▶ [Given instruction]: Where does the string "voorruit" appear? Copy every line of the entries below that holds it.

****************

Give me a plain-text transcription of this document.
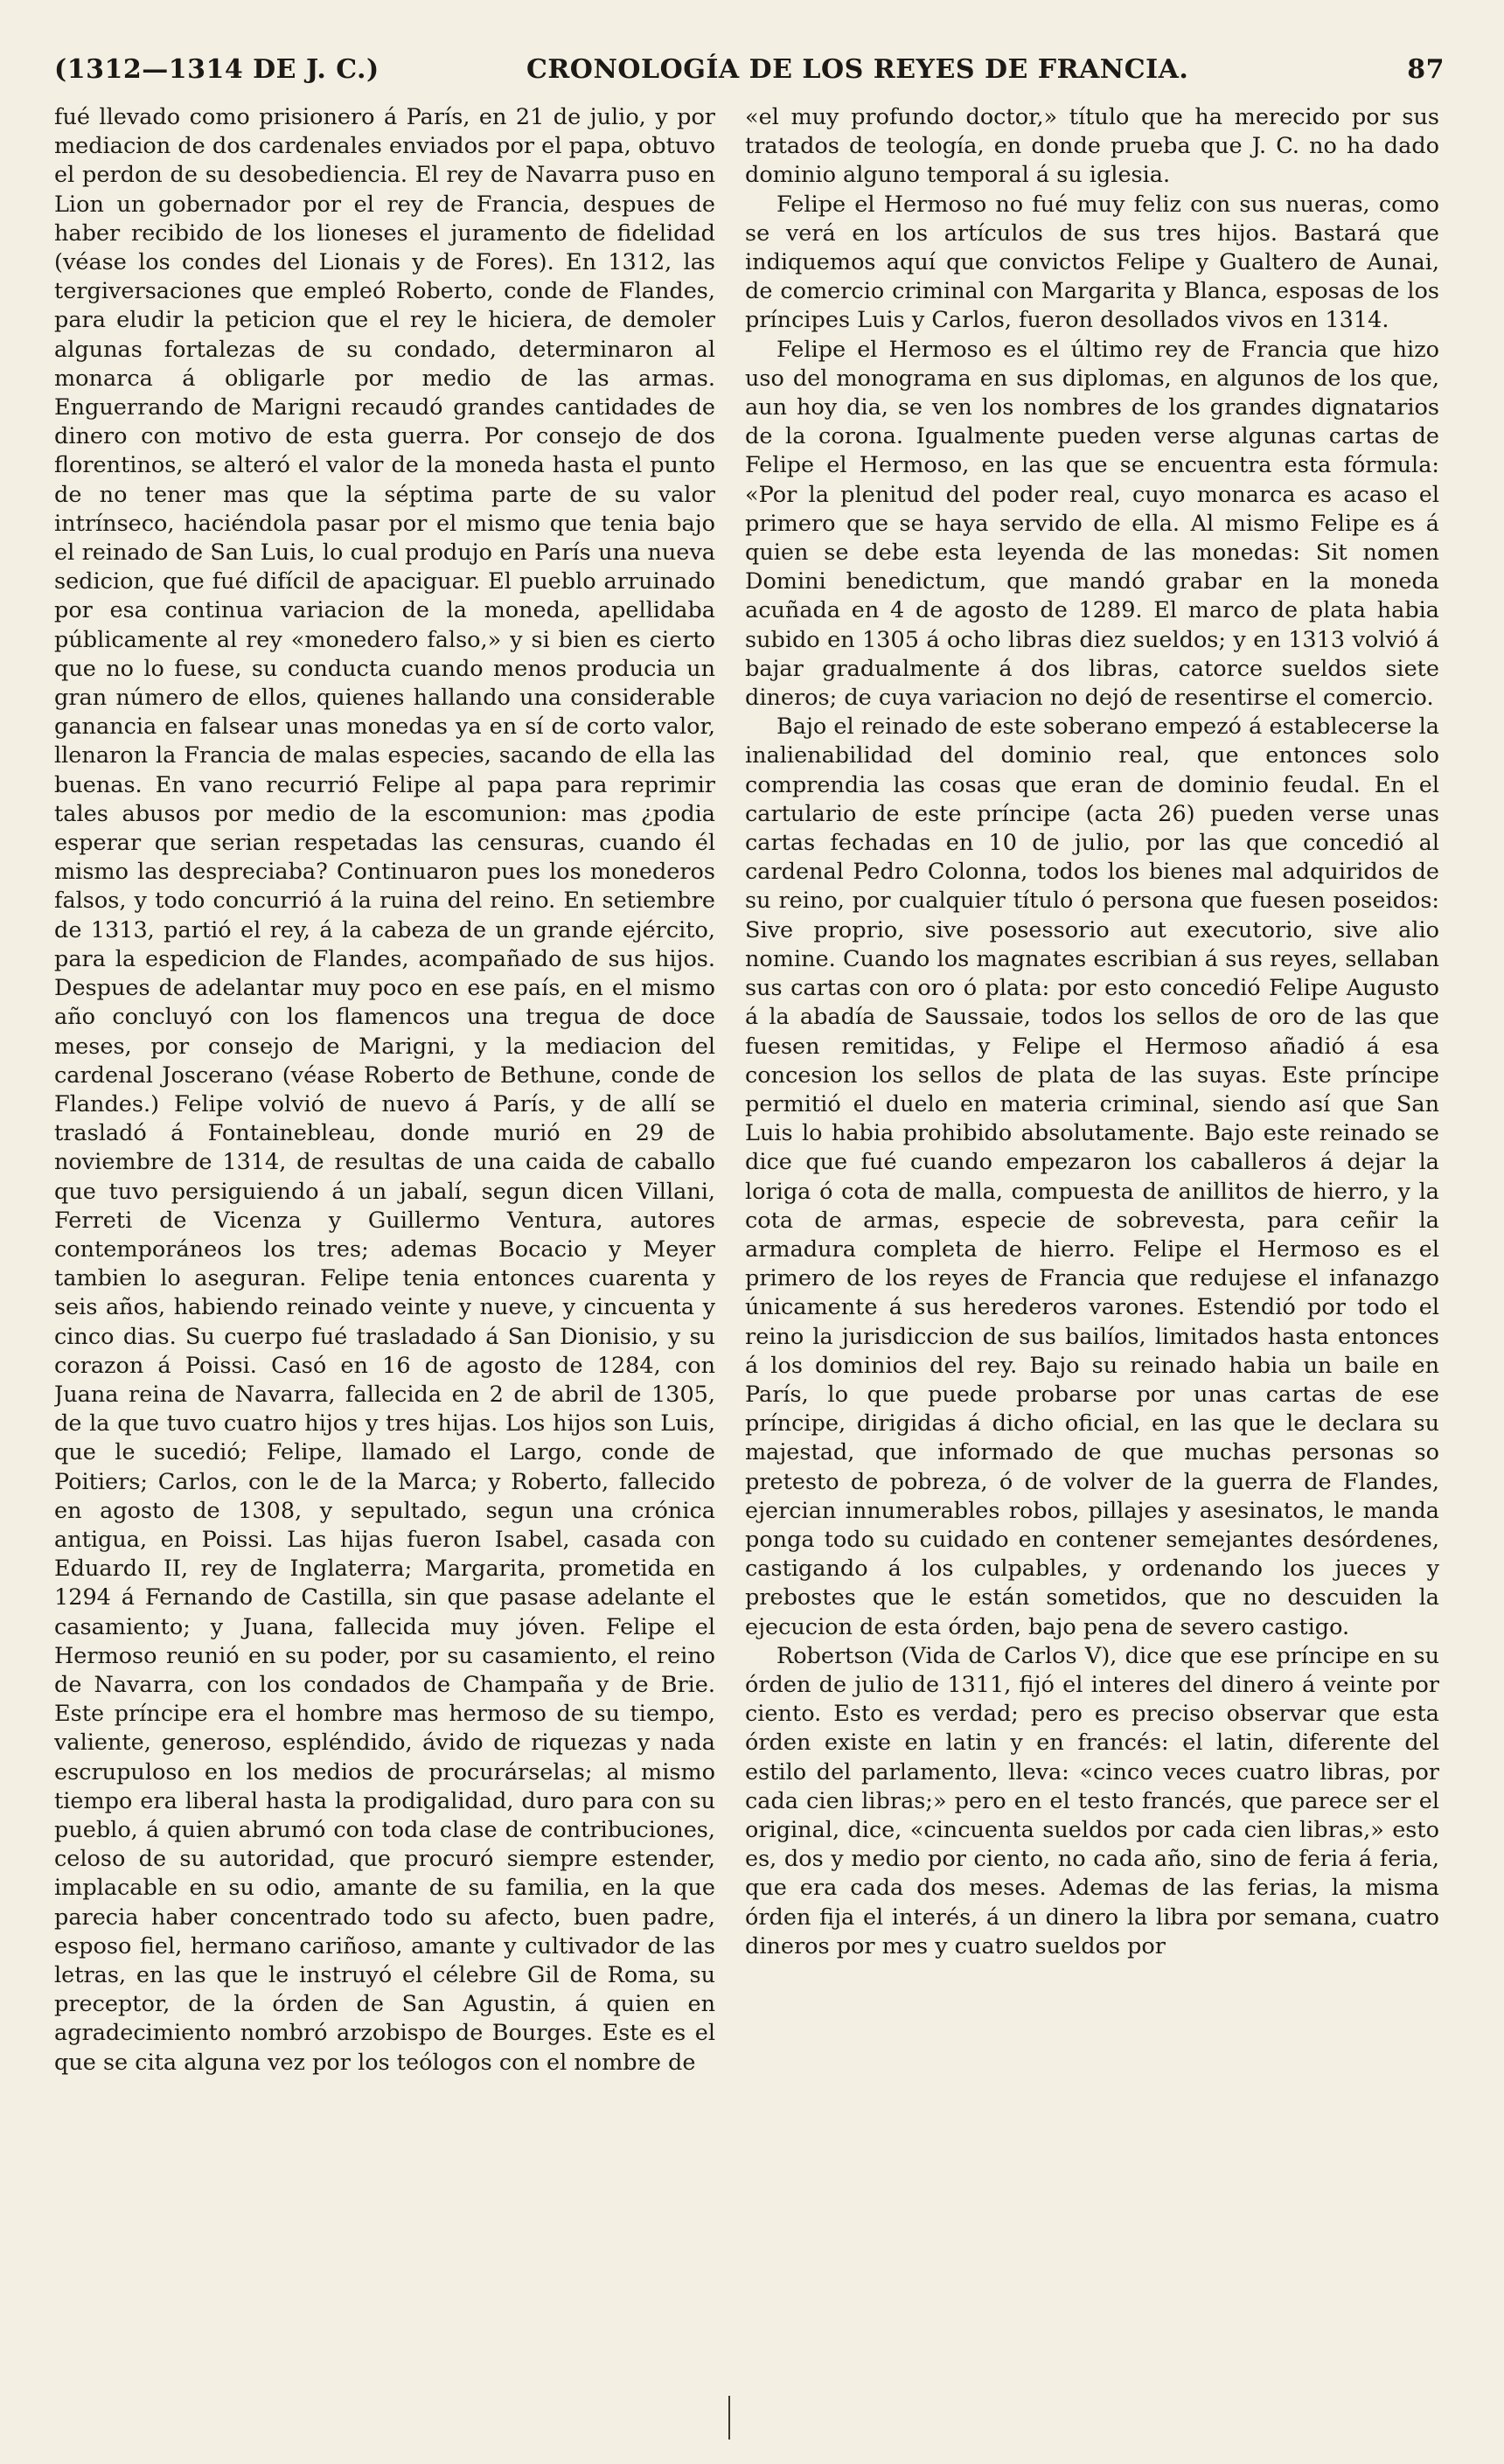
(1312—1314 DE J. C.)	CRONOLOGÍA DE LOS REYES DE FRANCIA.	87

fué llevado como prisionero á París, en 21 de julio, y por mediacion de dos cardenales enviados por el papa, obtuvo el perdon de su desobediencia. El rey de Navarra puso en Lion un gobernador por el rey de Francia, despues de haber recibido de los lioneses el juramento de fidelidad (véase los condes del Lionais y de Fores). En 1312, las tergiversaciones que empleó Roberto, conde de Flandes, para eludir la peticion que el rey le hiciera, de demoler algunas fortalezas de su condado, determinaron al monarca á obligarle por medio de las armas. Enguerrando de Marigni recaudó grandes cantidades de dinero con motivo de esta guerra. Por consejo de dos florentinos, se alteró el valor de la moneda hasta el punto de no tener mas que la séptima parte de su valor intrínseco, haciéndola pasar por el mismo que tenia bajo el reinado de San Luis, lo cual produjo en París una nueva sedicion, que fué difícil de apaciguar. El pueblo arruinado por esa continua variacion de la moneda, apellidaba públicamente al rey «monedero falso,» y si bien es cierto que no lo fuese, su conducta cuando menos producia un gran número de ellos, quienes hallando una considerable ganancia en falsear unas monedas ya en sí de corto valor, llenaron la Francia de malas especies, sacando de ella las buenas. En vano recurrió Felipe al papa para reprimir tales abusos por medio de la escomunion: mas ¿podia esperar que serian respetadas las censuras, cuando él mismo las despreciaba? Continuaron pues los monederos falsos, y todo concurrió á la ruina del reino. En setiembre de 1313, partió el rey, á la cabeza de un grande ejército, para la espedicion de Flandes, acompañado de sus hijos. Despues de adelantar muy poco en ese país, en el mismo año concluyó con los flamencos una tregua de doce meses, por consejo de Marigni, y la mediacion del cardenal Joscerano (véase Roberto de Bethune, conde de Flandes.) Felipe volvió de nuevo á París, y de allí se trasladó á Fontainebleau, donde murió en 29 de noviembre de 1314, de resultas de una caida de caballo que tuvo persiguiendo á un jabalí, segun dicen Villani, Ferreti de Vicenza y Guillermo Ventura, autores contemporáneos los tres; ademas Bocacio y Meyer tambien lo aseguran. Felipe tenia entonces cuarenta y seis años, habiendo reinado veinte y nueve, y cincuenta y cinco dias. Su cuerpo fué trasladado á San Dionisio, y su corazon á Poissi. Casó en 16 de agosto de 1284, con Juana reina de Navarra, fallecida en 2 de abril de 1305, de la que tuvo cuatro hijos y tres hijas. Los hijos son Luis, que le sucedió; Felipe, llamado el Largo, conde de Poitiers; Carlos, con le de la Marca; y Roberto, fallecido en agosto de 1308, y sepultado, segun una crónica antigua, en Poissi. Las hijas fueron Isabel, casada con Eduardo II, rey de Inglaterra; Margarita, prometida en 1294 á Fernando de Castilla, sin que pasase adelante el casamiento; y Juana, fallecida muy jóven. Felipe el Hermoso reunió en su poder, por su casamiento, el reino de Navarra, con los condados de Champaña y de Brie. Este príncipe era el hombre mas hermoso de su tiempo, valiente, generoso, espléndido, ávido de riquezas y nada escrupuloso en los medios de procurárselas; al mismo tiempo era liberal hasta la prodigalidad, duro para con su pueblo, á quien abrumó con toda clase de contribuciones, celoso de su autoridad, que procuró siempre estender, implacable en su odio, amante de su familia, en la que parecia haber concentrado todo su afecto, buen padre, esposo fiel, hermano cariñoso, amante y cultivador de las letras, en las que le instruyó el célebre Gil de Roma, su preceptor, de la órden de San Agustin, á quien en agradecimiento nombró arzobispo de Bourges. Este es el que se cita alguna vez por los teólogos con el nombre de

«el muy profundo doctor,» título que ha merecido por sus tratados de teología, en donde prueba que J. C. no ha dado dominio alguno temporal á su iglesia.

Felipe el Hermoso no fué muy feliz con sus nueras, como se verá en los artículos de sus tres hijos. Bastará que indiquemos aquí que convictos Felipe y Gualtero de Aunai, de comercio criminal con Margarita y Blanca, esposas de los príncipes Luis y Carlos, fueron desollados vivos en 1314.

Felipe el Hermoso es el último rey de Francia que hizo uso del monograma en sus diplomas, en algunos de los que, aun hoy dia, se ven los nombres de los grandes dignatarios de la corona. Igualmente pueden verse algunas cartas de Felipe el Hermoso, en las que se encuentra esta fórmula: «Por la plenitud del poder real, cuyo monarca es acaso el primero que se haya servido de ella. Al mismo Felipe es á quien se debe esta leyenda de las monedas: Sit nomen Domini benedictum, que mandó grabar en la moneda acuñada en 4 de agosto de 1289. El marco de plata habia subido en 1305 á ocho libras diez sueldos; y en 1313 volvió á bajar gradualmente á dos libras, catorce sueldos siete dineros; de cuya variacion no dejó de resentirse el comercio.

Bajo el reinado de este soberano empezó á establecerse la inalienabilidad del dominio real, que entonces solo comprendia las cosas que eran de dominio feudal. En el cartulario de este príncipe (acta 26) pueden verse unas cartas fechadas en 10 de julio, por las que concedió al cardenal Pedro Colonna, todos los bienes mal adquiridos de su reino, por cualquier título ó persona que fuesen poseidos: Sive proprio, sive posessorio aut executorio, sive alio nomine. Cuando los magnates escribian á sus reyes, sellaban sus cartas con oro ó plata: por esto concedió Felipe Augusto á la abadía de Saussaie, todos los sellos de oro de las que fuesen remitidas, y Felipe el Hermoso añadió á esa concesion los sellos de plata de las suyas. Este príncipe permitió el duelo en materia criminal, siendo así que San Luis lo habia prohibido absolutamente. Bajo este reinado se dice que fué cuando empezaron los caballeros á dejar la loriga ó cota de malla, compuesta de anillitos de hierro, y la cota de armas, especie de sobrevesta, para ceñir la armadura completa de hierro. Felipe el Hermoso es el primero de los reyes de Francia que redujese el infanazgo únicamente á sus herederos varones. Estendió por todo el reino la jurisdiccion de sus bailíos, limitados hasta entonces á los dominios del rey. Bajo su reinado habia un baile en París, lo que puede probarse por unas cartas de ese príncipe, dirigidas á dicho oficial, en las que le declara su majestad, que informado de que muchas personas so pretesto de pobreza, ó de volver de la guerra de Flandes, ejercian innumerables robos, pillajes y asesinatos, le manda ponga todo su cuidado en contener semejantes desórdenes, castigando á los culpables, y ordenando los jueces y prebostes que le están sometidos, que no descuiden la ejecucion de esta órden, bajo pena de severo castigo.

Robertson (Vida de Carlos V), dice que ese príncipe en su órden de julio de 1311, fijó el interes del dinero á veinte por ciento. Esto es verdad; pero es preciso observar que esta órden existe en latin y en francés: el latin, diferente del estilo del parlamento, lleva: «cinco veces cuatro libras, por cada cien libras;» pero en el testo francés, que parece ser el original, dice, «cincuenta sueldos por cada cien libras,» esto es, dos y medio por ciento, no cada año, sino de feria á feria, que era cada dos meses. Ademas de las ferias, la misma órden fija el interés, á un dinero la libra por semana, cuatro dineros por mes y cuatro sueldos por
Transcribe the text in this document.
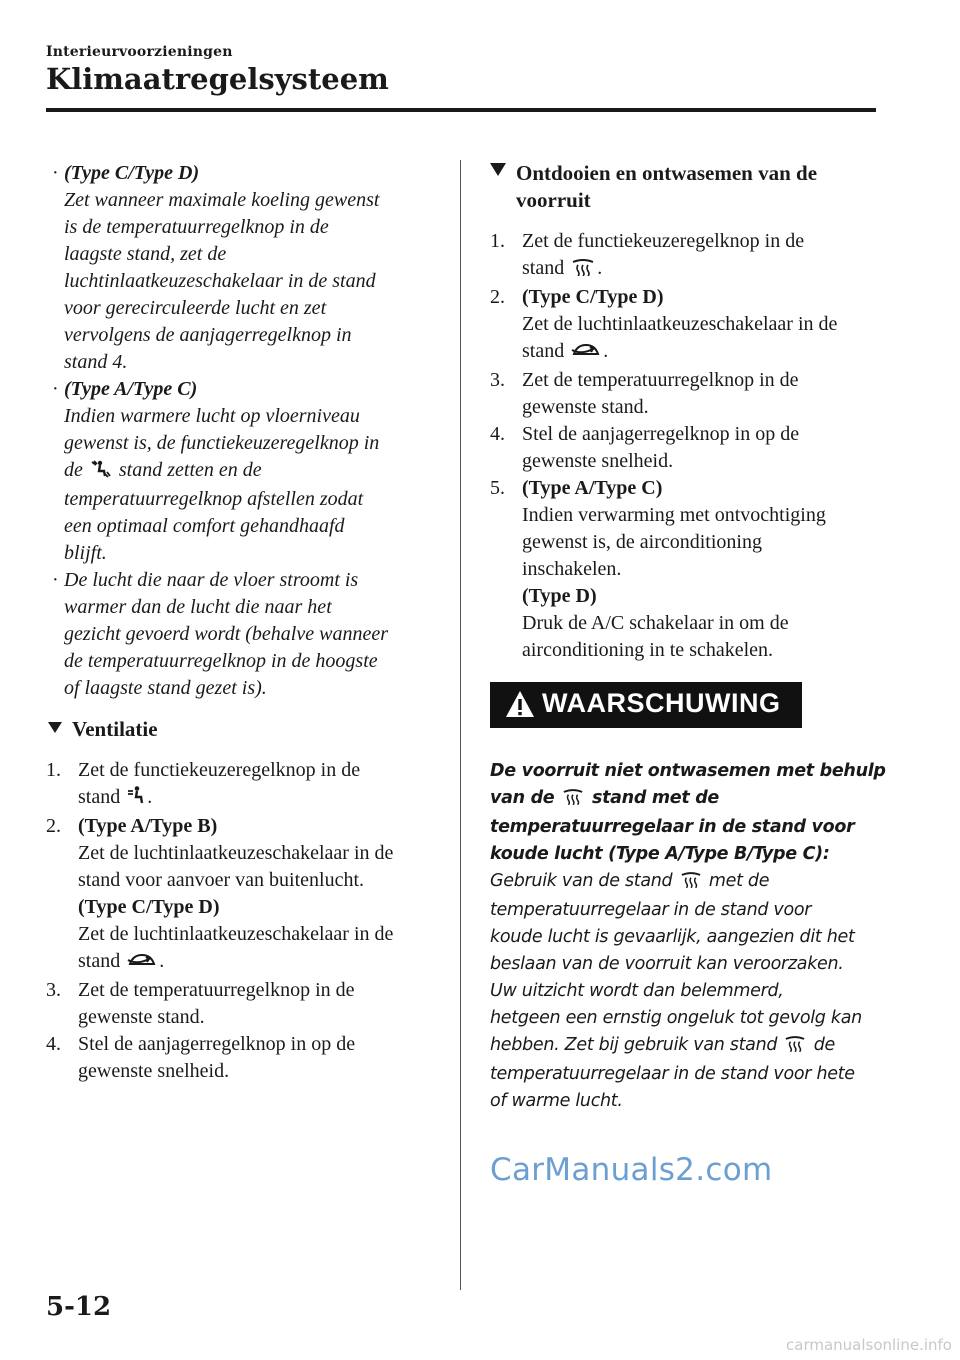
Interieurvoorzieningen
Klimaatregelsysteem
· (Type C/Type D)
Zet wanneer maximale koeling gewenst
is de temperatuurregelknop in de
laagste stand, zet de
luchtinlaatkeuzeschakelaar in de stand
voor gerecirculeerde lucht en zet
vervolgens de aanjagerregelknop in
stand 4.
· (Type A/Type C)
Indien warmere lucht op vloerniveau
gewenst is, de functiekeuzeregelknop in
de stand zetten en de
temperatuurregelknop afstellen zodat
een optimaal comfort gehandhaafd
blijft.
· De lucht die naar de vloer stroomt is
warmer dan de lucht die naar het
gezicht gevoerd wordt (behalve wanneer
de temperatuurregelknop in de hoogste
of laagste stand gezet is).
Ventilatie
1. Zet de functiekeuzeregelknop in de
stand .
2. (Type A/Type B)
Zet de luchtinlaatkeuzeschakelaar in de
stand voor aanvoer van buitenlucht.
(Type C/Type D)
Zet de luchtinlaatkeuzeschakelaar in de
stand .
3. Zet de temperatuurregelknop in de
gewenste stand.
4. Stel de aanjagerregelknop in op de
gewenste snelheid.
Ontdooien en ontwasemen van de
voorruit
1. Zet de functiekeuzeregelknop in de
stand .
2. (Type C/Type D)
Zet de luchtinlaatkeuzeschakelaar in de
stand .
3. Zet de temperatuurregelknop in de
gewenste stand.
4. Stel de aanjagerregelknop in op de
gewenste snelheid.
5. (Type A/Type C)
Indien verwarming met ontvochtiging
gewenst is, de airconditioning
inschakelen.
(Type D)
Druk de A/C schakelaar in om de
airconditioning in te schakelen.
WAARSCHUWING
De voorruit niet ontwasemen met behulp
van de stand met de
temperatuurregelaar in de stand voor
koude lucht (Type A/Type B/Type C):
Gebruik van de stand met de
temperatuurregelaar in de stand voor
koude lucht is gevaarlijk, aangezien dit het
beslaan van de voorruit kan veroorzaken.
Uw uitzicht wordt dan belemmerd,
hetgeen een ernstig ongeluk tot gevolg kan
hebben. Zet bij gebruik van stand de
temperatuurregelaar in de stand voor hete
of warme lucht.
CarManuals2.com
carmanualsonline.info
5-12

****************

▶ [Reply to the task]:
voorruit
De voorruit niet ontwasemen met behulp
beslaan van de voorruit kan veroorzaken.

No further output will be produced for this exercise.